--- START OF EXERCISE INPUT ---
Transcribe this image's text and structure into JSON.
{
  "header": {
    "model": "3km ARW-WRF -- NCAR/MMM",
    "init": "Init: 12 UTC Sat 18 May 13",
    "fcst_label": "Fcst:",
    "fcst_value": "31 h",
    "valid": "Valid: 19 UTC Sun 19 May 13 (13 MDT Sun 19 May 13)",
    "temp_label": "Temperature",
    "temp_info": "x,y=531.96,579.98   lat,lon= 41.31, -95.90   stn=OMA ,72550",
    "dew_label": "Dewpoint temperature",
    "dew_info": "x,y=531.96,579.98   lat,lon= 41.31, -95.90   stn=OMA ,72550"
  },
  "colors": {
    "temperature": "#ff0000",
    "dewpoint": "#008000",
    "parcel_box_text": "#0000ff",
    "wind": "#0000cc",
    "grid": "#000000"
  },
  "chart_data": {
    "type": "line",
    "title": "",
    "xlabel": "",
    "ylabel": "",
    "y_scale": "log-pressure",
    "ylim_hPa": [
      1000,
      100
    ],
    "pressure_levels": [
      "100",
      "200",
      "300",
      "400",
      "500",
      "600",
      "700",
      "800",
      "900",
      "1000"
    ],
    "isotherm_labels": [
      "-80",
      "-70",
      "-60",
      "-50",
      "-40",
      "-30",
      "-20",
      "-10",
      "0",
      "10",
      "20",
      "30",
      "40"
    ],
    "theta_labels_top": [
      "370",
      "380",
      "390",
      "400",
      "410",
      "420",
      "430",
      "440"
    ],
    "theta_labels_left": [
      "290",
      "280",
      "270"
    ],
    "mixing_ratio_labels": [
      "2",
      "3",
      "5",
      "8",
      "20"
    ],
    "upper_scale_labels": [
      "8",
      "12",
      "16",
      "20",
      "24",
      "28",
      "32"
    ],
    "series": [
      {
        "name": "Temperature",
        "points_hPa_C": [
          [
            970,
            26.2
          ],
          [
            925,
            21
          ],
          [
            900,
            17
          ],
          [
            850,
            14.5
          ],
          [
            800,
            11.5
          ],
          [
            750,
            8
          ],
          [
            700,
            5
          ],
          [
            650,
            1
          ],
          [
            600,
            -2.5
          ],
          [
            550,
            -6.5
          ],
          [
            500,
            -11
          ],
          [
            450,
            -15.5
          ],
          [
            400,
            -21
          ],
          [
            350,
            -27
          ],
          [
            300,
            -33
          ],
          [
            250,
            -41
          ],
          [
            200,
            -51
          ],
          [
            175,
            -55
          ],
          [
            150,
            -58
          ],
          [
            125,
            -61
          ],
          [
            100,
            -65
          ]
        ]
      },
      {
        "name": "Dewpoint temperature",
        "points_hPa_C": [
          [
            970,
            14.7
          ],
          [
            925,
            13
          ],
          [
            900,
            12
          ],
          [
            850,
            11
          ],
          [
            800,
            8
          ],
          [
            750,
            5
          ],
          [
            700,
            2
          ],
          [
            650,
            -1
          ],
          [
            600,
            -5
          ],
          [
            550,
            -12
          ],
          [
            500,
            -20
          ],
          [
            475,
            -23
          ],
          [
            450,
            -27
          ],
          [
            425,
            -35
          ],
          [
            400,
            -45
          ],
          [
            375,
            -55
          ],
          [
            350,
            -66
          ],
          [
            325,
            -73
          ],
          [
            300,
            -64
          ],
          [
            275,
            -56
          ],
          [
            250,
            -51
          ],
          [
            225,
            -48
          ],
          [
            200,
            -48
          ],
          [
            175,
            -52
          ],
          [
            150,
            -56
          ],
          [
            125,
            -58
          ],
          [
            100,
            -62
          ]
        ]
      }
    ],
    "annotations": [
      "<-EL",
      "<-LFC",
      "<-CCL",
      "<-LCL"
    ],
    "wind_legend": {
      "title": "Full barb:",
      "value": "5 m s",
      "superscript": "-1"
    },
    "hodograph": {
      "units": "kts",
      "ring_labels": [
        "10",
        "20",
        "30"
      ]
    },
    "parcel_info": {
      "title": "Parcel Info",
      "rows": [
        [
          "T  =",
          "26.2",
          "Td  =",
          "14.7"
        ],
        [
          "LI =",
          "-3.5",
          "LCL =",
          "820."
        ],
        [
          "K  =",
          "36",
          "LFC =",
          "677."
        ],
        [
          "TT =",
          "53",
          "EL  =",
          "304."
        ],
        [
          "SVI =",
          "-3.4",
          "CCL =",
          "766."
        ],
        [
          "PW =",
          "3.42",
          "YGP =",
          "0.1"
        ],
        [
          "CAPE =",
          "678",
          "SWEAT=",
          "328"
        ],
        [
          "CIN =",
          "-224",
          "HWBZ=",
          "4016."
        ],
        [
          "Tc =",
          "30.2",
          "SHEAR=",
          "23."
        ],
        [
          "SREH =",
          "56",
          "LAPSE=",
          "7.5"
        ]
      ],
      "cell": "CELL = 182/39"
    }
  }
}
--- END OF EXERCISE INPUT ---
— EXERCISE OBJECTIVE —
Write the entries again, exactly as they stand.

— PROBLEM SOLUTION —
Transcribe this image's text and structure into JSON.
{
  "header": {
    "model": "3km ARW-WRF -- NCAR/MMM",
    "init": "Init: 12 UTC Sat 18 May 13",
    "fcst_label": "Fcst:",
    "fcst_value": "31 h",
    "valid": "Valid: 19 UTC Sun 19 May 13 (13 MDT Sun 19 May 13)",
    "temp_label": "Temperature",
    "temp_info": "x,y=531.96,579.98   lat,lon= 41.31, -95.90   stn=OMA ,72550",
    "dew_label": "Dewpoint temperature",
    "dew_info": "x,y=531.96,579.98   lat,lon= 41.31, -95.90   stn=OMA ,72550"
  },
  "colors": {
    "temperature": "#ff0000",
    "dewpoint": "#008000",
    "parcel_box_text": "#0000ff",
    "wind": "#0000cc",
    "grid": "#000000"
  },
  "chart_data": {
    "type": "line",
    "title": "",
    "xlabel": "",
    "ylabel": "",
    "y_scale": "log-pressure",
    "ylim_hPa": [
      1000,
      100
    ],
    "pressure_levels": [
      "100",
      "200",
      "300",
      "400",
      "500",
      "600",
      "700",
      "800",
      "900",
      "1000"
    ],
    "isotherm_labels": [
      "-80",
      "-70",
      "-60",
      "-50",
      "-40",
      "-30",
      "-20",
      "-10",
      "0",
      "10",
      "20",
      "30",
      "40"
    ],
    "theta_labels_top": [
      "370",
      "380",
      "390",
      "400",
      "410",
      "420",
      "430",
      "440"
    ],
    "theta_labels_left": [
      "290",
      "280",
      "270"
    ],
    "mixing_ratio_labels": [
      "2",
      "3",
      "5",
      "8",
      "20"
    ],
    "upper_scale_labels": [
      "8",
      "12",
      "16",
      "20",
      "24",
      "28",
      "32"
    ],
    "series": [
      {
        "name": "Temperature",
        "points_hPa_C": [
          [
            970,
            26.2
          ],
          [
            925,
            21
          ],
          [
            900,
            17
          ],
          [
            850,
            14.5
          ],
          [
            800,
            11.5
          ],
          [
            750,
            8
          ],
          [
            700,
            5
          ],
          [
            650,
            1
          ],
          [
            600,
            -2.5
          ],
          [
            550,
            -6.5
          ],
          [
            500,
            -11
          ],
          [
            450,
            -15.5
          ],
          [
            400,
            -21
          ],
          [
            350,
            -27
          ],
          [
            300,
            -33
          ],
          [
            250,
            -41
          ],
          [
            200,
            -51
          ],
          [
            175,
            -55
          ],
          [
            150,
            -58
          ],
          [
            125,
            -61
          ],
          [
            100,
            -65
          ]
        ]
      },
      {
        "name": "Dewpoint temperature",
        "points_hPa_C": [
          [
            970,
            14.7
          ],
          [
            925,
            13
          ],
          [
            900,
            12
          ],
          [
            850,
            11
          ],
          [
            800,
            8
          ],
          [
            750,
            5
          ],
          [
            700,
            2
          ],
          [
            650,
            -1
          ],
          [
            600,
            -5
          ],
          [
            550,
            -12
          ],
          [
            500,
            -20
          ],
          [
            475,
            -23
          ],
          [
            450,
            -27
          ],
          [
            425,
            -35
          ],
          [
            400,
            -45
          ],
          [
            375,
            -55
          ],
          [
            350,
            -66
          ],
          [
            325,
            -73
          ],
          [
            300,
            -64
          ],
          [
            275,
            -56
          ],
          [
            250,
            -51
          ],
          [
            225,
            -48
          ],
          [
            200,
            -48
          ],
          [
            175,
            -52
          ],
          [
            150,
            -56
          ],
          [
            125,
            -58
          ],
          [
            100,
            -62
          ]
        ]
      }
    ],
    "annotations": [
      "<-EL",
      "<-LFC",
      "<-CCL",
      "<-LCL"
    ],
    "wind_legend": {
      "title": "Full barb:",
      "value": "5 m s",
      "superscript": "-1"
    },
    "hodograph": {
      "units": "kts",
      "ring_labels": [
        "10",
        "20",
        "30"
      ]
    },
    "parcel_info": {
      "title": "Parcel Info",
      "rows": [
        [
          "T  =",
          "26.2",
          "Td  =",
          "14.7"
        ],
        [
          "LI =",
          "-3.5",
          "LCL =",
          "820."
        ],
        [
          "K  =",
          "36",
          "LFC =",
          "677."
        ],
        [
          "TT =",
          "53",
          "EL  =",
          "304."
        ],
        [
          "SVI =",
          "-3.4",
          "CCL =",
          "766."
        ],
        [
          "PW =",
          "3.42",
          "YGP =",
          "0.1"
        ],
        [
          "CAPE =",
          "678",
          "SWEAT=",
          "328"
        ],
        [
          "CIN =",
          "-224",
          "HWBZ=",
          "4016."
        ],
        [
          "Tc =",
          "30.2",
          "SHEAR=",
          "23."
        ],
        [
          "SREH =",
          "56",
          "LAPSE=",
          "7.5"
        ]
      ],
      "cell": "CELL = 182/39"
    }
  }
}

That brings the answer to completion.